Identify, in the records below, every line where the string "flip" appears, and copy each such line.

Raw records
================
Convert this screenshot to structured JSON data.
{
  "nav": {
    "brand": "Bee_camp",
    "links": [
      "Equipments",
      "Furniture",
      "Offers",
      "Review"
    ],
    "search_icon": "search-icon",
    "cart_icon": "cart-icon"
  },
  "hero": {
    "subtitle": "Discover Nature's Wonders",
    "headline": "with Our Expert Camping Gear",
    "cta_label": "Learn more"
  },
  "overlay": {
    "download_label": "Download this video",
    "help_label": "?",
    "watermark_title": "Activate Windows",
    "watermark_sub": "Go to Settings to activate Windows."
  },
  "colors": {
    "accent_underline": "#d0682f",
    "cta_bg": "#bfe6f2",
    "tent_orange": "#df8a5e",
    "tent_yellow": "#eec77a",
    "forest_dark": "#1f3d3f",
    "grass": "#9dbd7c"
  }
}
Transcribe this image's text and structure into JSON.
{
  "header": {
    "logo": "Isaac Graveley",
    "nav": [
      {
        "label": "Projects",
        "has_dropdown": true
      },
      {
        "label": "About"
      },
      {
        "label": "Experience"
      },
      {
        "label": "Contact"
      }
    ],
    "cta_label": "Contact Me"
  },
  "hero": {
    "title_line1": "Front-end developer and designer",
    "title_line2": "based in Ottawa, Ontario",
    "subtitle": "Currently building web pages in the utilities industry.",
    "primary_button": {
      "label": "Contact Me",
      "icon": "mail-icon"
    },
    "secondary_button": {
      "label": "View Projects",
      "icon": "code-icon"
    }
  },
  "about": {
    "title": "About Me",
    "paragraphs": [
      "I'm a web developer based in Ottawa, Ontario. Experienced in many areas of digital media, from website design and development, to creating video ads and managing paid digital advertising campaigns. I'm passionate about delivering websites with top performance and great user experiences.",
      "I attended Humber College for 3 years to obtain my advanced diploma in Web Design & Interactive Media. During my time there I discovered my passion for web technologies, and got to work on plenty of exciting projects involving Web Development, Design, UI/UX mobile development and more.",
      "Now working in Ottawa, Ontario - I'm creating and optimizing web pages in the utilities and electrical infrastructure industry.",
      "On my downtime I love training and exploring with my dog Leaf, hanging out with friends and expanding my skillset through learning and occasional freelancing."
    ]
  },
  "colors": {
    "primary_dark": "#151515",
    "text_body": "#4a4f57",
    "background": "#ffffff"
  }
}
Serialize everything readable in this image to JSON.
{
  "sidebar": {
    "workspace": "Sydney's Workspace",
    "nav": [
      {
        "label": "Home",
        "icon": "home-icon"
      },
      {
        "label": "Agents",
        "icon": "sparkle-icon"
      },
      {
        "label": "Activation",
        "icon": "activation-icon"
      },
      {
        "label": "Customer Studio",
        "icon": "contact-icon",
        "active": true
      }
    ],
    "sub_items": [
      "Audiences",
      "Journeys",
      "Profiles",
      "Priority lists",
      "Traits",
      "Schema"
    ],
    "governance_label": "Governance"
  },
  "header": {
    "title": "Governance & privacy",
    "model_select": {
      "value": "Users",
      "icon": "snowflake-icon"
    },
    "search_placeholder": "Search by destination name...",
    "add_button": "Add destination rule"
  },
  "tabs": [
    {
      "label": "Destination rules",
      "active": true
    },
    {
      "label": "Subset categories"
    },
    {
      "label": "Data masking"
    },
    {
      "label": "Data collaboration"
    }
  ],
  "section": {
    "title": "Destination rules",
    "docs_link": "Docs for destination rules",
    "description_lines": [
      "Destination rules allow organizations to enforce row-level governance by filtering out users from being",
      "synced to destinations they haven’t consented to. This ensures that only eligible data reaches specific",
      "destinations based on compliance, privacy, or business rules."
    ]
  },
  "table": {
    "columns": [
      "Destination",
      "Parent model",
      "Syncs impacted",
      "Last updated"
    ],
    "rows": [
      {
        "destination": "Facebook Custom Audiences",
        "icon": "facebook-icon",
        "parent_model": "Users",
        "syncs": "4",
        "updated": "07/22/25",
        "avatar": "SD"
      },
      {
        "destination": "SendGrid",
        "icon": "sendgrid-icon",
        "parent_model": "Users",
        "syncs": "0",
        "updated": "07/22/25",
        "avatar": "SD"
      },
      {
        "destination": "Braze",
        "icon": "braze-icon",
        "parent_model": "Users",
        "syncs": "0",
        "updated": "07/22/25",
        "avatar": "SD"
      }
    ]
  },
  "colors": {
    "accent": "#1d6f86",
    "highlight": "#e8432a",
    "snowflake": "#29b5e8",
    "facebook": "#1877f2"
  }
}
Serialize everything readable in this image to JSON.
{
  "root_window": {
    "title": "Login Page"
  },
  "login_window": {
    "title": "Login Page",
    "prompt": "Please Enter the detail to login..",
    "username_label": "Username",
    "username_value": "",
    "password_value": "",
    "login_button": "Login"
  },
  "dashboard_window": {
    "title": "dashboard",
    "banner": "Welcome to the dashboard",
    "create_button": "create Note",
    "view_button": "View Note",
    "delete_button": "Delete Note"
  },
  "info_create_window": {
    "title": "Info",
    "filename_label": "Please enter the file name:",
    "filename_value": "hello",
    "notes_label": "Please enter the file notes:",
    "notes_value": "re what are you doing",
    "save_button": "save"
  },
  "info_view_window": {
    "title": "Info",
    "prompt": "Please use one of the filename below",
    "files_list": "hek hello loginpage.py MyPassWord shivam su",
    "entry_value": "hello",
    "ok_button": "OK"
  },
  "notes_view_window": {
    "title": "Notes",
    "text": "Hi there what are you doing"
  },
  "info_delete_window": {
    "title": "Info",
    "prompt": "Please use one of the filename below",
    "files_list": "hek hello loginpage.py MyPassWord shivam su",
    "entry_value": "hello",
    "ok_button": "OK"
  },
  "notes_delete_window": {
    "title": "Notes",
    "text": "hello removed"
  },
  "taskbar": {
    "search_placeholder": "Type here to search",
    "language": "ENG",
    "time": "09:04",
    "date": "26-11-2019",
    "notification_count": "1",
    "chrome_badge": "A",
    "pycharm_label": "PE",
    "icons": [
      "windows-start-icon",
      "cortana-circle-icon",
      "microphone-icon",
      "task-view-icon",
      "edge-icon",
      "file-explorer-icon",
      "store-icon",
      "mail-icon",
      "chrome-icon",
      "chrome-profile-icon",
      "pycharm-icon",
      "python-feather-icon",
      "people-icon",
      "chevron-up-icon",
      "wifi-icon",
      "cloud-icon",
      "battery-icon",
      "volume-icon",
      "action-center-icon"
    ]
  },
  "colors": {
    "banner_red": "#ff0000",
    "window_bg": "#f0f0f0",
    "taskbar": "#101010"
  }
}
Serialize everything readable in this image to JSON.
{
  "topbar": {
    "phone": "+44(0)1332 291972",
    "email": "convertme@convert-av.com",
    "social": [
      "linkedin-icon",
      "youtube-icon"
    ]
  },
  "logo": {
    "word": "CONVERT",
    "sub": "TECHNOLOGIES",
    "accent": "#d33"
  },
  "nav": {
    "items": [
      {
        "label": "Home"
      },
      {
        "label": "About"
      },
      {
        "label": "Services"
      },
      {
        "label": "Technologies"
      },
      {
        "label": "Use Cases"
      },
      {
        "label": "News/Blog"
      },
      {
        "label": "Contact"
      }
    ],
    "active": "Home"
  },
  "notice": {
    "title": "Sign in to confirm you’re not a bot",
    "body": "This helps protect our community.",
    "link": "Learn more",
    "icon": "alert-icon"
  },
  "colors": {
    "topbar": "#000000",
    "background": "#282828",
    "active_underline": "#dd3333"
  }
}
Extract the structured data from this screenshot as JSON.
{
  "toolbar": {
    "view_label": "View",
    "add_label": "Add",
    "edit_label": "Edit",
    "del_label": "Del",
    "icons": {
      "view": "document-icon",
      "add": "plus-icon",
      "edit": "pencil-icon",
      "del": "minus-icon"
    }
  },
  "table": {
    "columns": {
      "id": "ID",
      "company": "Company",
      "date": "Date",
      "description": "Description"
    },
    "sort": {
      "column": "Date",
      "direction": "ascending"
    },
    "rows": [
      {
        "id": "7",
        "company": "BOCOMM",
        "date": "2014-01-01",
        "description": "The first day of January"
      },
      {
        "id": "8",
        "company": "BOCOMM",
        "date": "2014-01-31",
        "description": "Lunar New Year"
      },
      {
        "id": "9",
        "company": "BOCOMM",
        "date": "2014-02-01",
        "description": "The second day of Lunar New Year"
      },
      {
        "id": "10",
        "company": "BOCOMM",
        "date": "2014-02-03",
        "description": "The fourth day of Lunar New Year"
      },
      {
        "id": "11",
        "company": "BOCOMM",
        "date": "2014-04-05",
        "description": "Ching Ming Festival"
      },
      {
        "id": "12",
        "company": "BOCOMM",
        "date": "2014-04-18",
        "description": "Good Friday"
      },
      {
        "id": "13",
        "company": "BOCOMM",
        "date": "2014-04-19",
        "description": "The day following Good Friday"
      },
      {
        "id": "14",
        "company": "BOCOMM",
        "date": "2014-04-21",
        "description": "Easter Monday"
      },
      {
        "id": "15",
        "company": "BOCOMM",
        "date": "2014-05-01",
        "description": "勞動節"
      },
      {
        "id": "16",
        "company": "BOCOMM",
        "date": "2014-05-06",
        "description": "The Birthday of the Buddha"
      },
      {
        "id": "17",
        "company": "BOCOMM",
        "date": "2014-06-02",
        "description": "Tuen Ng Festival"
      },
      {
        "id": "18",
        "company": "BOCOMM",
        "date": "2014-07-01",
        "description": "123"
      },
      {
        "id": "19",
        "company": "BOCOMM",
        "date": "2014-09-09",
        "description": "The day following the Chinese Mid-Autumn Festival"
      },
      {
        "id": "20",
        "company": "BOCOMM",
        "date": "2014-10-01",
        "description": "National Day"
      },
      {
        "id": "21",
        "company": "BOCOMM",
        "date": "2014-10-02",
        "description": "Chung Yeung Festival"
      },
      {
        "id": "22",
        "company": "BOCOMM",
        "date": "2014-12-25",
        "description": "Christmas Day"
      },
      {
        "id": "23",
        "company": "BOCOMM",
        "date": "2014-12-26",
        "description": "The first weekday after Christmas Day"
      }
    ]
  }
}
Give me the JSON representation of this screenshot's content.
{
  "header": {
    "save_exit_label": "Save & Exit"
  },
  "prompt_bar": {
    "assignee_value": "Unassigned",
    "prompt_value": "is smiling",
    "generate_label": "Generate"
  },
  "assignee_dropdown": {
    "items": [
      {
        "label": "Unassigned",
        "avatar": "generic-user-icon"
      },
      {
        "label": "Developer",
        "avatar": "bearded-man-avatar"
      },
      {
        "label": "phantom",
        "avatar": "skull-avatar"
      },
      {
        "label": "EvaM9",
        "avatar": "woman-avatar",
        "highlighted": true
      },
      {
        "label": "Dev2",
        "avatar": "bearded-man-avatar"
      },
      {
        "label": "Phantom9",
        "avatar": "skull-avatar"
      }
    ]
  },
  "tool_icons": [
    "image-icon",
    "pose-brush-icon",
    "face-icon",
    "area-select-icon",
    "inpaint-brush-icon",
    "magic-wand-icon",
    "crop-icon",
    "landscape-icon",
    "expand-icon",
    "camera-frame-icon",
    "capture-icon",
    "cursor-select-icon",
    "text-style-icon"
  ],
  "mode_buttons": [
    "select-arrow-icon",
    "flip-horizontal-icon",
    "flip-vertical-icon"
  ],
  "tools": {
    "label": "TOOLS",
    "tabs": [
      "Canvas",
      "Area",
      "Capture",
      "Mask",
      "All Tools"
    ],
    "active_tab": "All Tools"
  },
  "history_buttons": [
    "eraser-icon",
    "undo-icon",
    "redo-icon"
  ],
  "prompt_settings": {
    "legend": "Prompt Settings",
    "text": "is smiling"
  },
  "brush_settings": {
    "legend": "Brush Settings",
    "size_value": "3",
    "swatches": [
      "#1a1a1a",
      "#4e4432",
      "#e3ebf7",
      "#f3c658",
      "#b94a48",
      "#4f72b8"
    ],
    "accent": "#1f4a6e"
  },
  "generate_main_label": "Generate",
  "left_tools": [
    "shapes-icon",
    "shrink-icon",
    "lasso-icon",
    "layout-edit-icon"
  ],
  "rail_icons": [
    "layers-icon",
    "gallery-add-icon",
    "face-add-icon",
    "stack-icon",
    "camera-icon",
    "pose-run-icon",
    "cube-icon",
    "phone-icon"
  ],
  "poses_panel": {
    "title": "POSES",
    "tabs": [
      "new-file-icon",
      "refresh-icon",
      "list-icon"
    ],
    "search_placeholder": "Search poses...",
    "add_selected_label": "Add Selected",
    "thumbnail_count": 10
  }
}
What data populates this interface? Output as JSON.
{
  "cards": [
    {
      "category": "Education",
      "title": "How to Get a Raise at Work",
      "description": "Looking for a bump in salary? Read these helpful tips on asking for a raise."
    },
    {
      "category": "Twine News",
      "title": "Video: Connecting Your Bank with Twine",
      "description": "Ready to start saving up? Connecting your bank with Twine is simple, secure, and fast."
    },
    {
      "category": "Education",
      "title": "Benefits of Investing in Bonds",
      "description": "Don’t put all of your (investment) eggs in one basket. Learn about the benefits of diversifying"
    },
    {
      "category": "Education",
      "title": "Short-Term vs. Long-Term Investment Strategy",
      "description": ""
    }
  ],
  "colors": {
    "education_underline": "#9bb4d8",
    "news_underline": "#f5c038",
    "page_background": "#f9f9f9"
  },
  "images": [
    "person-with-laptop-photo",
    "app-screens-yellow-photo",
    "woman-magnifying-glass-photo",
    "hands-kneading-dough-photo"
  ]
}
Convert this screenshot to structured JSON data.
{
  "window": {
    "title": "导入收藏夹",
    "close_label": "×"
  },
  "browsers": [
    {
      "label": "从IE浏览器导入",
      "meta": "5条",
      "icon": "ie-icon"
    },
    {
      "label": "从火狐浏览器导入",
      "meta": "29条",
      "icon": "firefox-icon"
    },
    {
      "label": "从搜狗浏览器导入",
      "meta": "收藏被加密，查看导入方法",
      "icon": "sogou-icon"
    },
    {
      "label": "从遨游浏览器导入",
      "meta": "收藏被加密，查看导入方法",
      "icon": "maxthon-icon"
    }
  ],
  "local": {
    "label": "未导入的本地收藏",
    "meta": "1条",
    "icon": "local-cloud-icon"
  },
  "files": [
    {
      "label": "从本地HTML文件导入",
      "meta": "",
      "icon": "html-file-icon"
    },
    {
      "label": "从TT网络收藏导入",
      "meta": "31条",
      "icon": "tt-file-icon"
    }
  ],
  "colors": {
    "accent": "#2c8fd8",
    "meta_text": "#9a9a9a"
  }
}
================
Task answer
    "flip-horizontal-icon",
    "flip-vertical-icon"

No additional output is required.